**Material shown:**
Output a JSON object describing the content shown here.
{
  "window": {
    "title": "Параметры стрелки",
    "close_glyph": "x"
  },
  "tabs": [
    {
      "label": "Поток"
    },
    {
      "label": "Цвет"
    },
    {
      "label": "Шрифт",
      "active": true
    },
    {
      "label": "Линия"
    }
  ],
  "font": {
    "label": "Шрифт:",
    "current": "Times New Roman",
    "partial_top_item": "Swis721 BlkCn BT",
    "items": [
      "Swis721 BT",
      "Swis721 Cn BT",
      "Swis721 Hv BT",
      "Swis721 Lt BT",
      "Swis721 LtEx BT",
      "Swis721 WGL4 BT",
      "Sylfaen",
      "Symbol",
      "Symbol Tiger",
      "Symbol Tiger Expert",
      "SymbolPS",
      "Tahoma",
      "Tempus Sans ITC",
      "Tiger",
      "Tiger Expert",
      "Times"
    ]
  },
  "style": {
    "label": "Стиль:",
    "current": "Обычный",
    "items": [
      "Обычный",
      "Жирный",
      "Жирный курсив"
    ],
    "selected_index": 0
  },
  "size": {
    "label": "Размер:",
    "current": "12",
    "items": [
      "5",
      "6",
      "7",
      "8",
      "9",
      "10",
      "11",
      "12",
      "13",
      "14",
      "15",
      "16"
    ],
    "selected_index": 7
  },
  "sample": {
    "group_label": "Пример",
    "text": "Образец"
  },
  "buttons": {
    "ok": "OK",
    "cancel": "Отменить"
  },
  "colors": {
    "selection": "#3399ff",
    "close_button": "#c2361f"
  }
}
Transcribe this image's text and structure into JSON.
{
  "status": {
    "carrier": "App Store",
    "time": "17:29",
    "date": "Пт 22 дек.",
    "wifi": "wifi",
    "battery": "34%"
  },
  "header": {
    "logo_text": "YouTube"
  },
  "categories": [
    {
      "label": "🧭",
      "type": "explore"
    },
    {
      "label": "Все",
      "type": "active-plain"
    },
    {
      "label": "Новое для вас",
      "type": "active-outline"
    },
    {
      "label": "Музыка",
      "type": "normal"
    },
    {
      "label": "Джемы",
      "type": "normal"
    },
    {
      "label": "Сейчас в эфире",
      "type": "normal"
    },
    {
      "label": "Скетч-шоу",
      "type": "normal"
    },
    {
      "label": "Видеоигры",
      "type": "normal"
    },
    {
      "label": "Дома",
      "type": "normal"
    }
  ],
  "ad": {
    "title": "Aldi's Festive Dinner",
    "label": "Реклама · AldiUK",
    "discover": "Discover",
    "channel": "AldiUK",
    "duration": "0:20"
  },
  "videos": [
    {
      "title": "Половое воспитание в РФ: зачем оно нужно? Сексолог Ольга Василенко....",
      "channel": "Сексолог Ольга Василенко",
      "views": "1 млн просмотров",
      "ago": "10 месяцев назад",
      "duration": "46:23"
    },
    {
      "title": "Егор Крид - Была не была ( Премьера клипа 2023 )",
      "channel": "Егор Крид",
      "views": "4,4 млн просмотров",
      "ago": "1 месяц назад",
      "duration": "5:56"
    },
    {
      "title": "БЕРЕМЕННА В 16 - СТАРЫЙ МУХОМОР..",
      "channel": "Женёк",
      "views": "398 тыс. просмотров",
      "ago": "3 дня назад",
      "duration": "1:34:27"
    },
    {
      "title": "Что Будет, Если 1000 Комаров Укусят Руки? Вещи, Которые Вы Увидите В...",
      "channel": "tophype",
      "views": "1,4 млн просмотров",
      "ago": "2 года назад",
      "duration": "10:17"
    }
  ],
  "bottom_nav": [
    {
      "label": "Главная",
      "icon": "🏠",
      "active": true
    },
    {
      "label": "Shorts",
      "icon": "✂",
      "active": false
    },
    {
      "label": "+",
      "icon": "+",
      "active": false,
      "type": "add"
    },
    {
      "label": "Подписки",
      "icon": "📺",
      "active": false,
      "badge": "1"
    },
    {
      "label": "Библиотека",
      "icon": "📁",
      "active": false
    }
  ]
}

**Instructions for the task:** Restate the whole listing exactly.

**Task solution:**
Output a JSON object describing the content shown here.
{
  "window": {
    "title": "Параметры стрелки",
    "close_glyph": "x"
  },
  "tabs": [
    {
      "label": "Поток"
    },
    {
      "label": "Цвет"
    },
    {
      "label": "Шрифт",
      "active": true
    },
    {
      "label": "Линия"
    }
  ],
  "font": {
    "label": "Шрифт:",
    "current": "Times New Roman",
    "partial_top_item": "Swis721 BlkCn BT",
    "items": [
      "Swis721 BT",
      "Swis721 Cn BT",
      "Swis721 Hv BT",
      "Swis721 Lt BT",
      "Swis721 LtEx BT",
      "Swis721 WGL4 BT",
      "Sylfaen",
      "Symbol",
      "Symbol Tiger",
      "Symbol Tiger Expert",
      "SymbolPS",
      "Tahoma",
      "Tempus Sans ITC",
      "Tiger",
      "Tiger Expert",
      "Times"
    ]
  },
  "style": {
    "label": "Стиль:",
    "current": "Обычный",
    "items": [
      "Обычный",
      "Жирный",
      "Жирный курсив"
    ],
    "selected_index": 0
  },
  "size": {
    "label": "Размер:",
    "current": "12",
    "items": [
      "5",
      "6",
      "7",
      "8",
      "9",
      "10",
      "11",
      "12",
      "13",
      "14",
      "15",
      "16"
    ],
    "selected_index": 7
  },
  "sample": {
    "group_label": "Пример",
    "text": "Образец"
  },
  "buttons": {
    "ok": "OK",
    "cancel": "Отменить"
  },
  "colors": {
    "selection": "#3399ff",
    "close_button": "#c2361f"
  }
}
Transcribe this image's text and structure into JSON.
{
  "status": {
    "carrier": "App Store",
    "time": "17:29",
    "date": "Пт 22 дек.",
    "wifi": "wifi",
    "battery": "34%"
  },
  "header": {
    "logo_text": "YouTube"
  },
  "categories": [
    {
      "label": "🧭",
      "type": "explore"
    },
    {
      "label": "Все",
      "type": "active-plain"
    },
    {
      "label": "Новое для вас",
      "type": "active-outline"
    },
    {
      "label": "Музыка",
      "type": "normal"
    },
    {
      "label": "Джемы",
      "type": "normal"
    },
    {
      "label": "Сейчас в эфире",
      "type": "normal"
    },
    {
      "label": "Скетч-шоу",
      "type": "normal"
    },
    {
      "label": "Видеоигры",
      "type": "normal"
    },
    {
      "label": "Дома",
      "type": "normal"
    }
  ],
  "ad": {
    "title": "Aldi's Festive Dinner",
    "label": "Реклама · AldiUK",
    "discover": "Discover",
    "channel": "AldiUK",
    "duration": "0:20"
  },
  "videos": [
    {
      "title": "Половое воспитание в РФ: зачем оно нужно? Сексолог Ольга Василенко....",
      "channel": "Сексолог Ольга Василенко",
      "views": "1 млн просмотров",
      "ago": "10 месяцев назад",
      "duration": "46:23"
    },
    {
      "title": "Егор Крид - Была не была ( Премьера клипа 2023 )",
      "channel": "Егор Крид",
      "views": "4,4 млн просмотров",
      "ago": "1 месяц назад",
      "duration": "5:56"
    },
    {
      "title": "БЕРЕМЕННА В 16 - СТАРЫЙ МУХОМОР..",
      "channel": "Женёк",
      "views": "398 тыс. просмотров",
      "ago": "3 дня назад",
      "duration": "1:34:27"
    },
    {
      "title": "Что Будет, Если 1000 Комаров Укусят Руки? Вещи, Которые Вы Увидите В...",
      "channel": "tophype",
      "views": "1,4 млн просмотров",
      "ago": "2 года назад",
      "duration": "10:17"
    }
  ],
  "bottom_nav": [
    {
      "label": "Главная",
      "icon": "🏠",
      "active": true
    },
    {
      "label": "Shorts",
      "icon": "✂",
      "active": false
    },
    {
      "label": "+",
      "icon": "+",
      "active": false,
      "type": "add"
    },
    {
      "label": "Подписки",
      "icon": "📺",
      "active": false,
      "badge": "1"
    },
    {
      "label": "Библиотека",
      "icon": "📁",
      "active": false
    }
  ]
}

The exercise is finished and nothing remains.